__TASK__
Copy out all lines of the records in which the word "Вавилонъ" appears.

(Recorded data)
· · · · ·
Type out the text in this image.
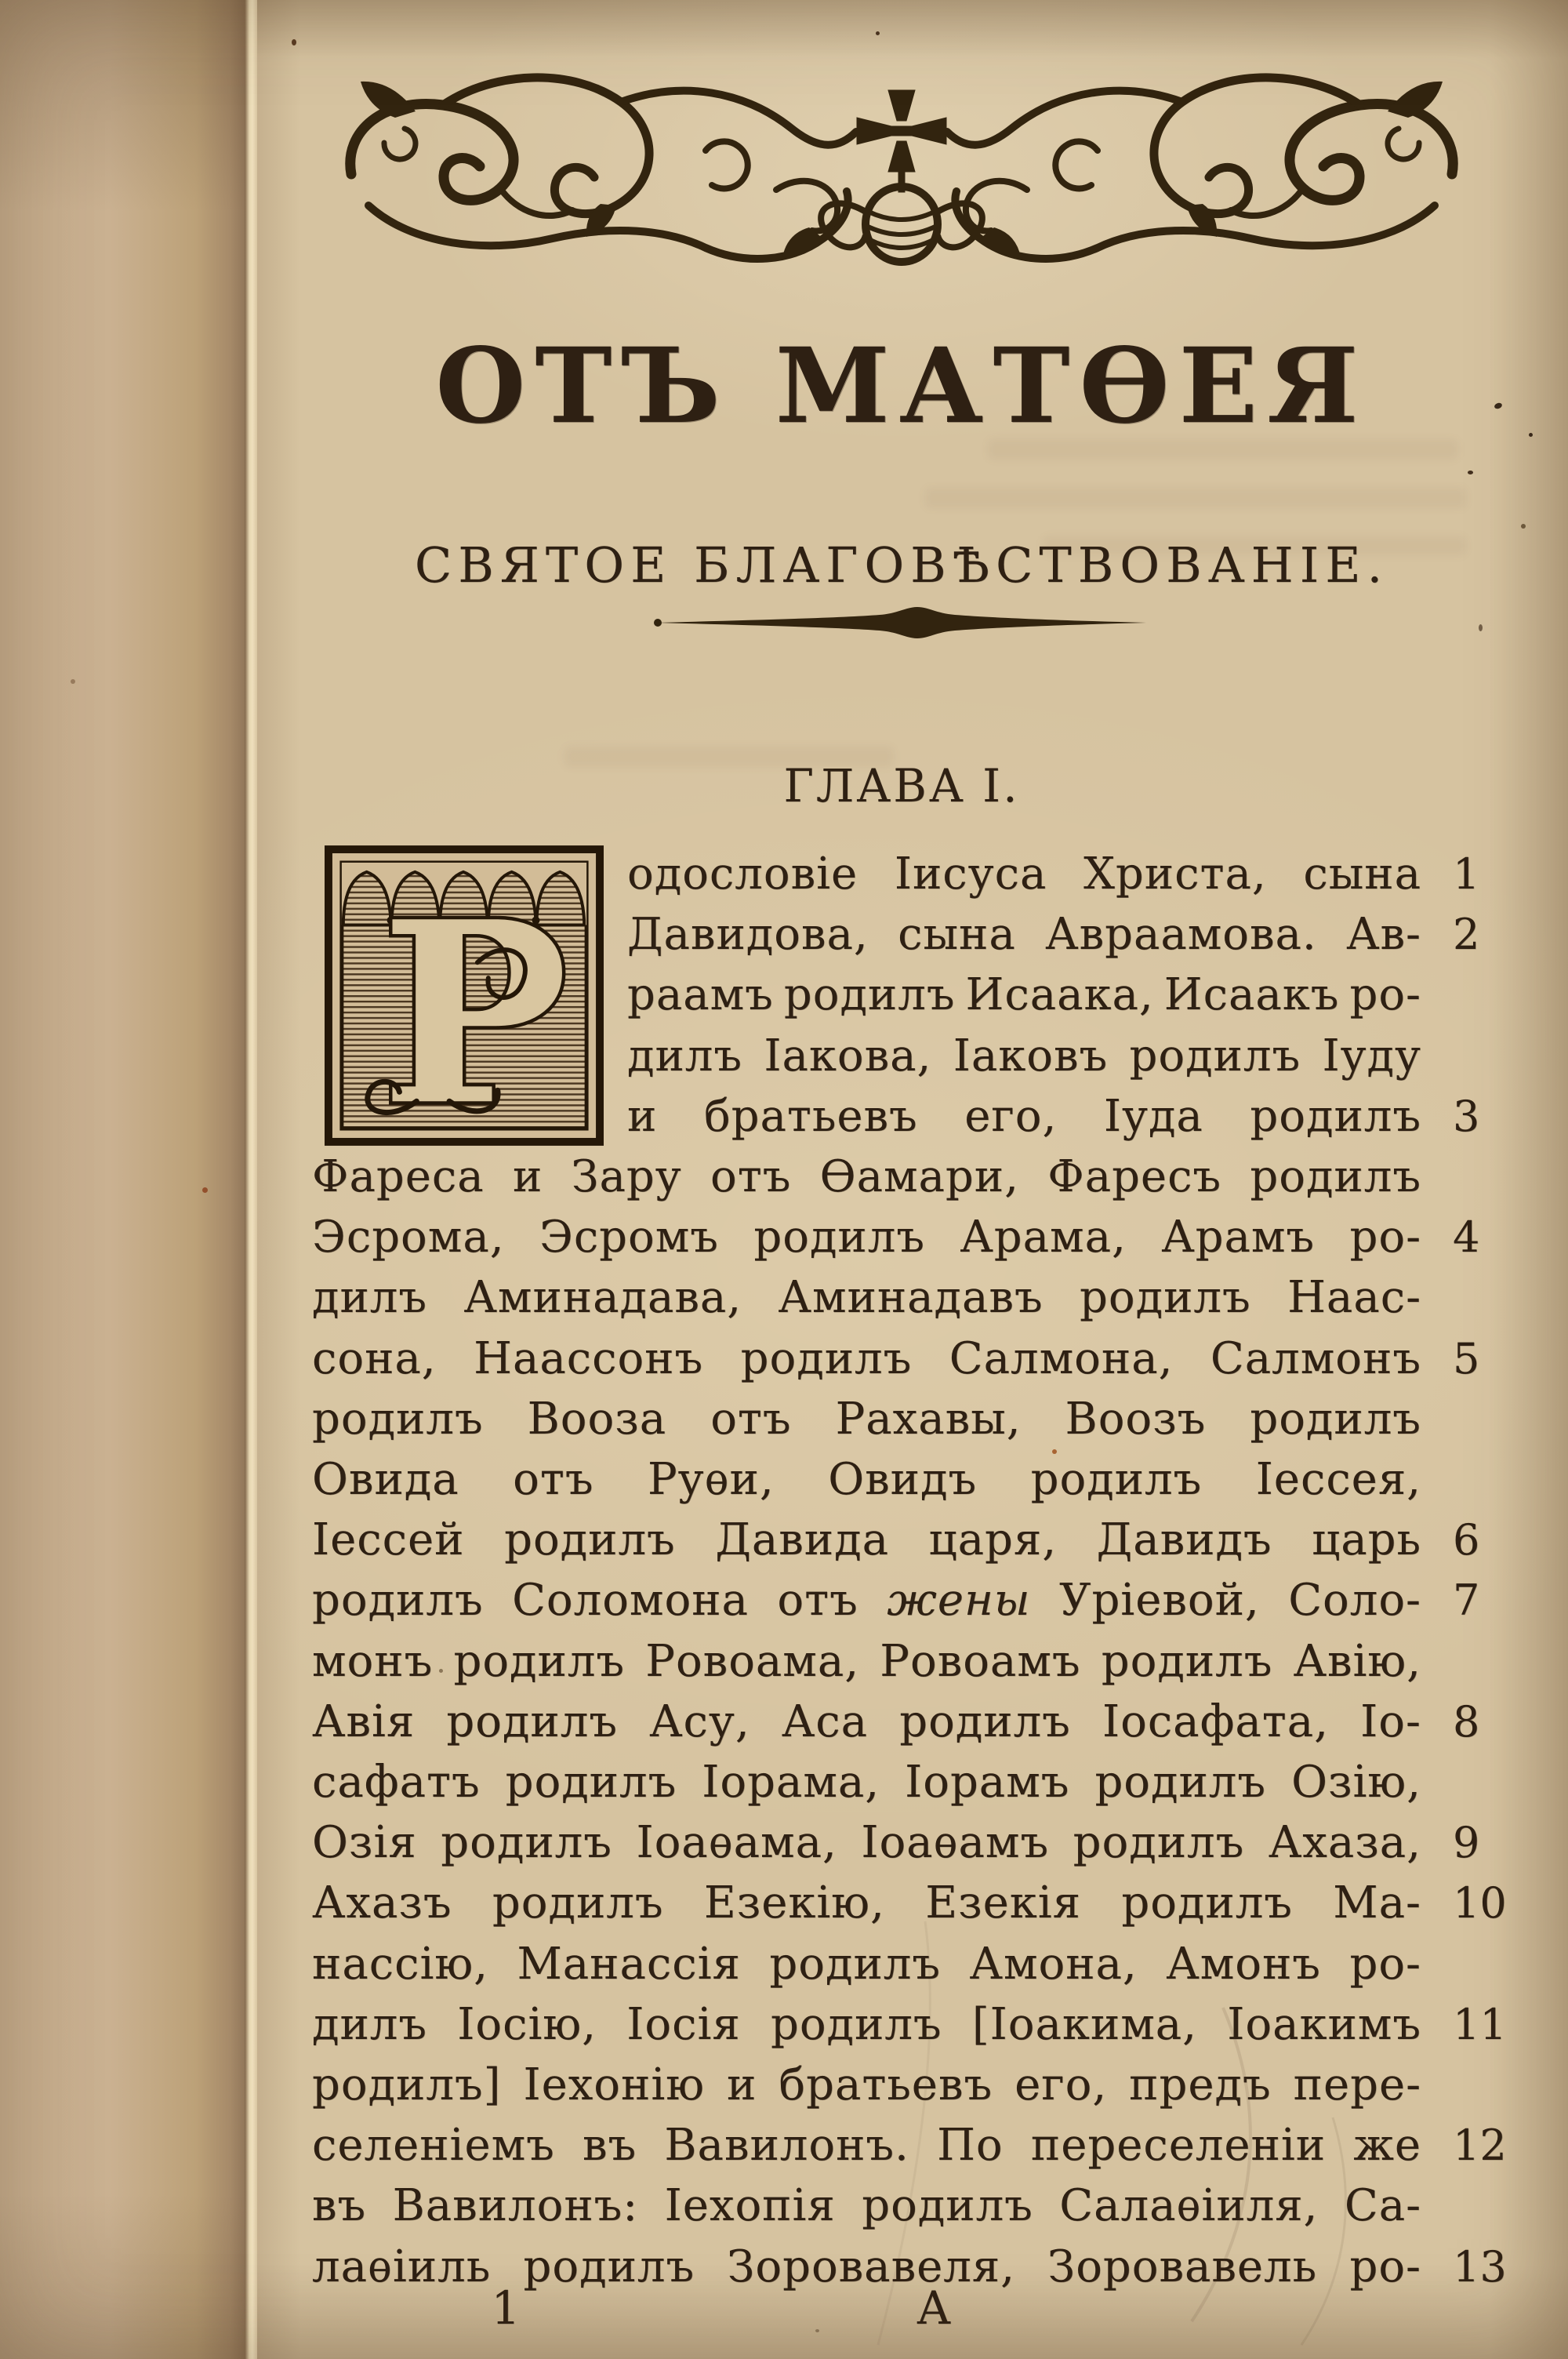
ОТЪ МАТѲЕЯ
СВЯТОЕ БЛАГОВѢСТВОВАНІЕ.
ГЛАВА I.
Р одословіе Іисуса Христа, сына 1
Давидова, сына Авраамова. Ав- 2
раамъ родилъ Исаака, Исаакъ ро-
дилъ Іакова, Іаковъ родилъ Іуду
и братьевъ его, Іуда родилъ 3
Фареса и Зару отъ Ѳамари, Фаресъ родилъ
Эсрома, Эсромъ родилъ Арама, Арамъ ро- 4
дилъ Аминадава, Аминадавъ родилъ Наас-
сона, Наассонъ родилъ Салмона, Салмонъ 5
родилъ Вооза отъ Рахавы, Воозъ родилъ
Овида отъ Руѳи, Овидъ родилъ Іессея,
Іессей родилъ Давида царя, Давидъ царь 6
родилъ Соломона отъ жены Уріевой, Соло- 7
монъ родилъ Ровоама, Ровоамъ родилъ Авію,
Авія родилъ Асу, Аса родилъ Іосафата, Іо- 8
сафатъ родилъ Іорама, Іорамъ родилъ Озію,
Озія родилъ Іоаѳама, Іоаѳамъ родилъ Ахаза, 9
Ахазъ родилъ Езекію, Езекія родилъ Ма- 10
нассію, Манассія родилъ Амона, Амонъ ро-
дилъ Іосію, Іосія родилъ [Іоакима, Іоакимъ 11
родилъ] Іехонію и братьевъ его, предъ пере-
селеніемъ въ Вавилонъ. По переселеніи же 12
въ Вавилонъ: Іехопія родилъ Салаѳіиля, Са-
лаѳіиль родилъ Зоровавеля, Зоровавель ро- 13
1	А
· · · · ·
__WRITTEN RESPONSE__
селеніемъ въ Вавилонъ. По переселеніи же 12
въ Вавилонъ: Іехопія родилъ Салаѳіиля, Са-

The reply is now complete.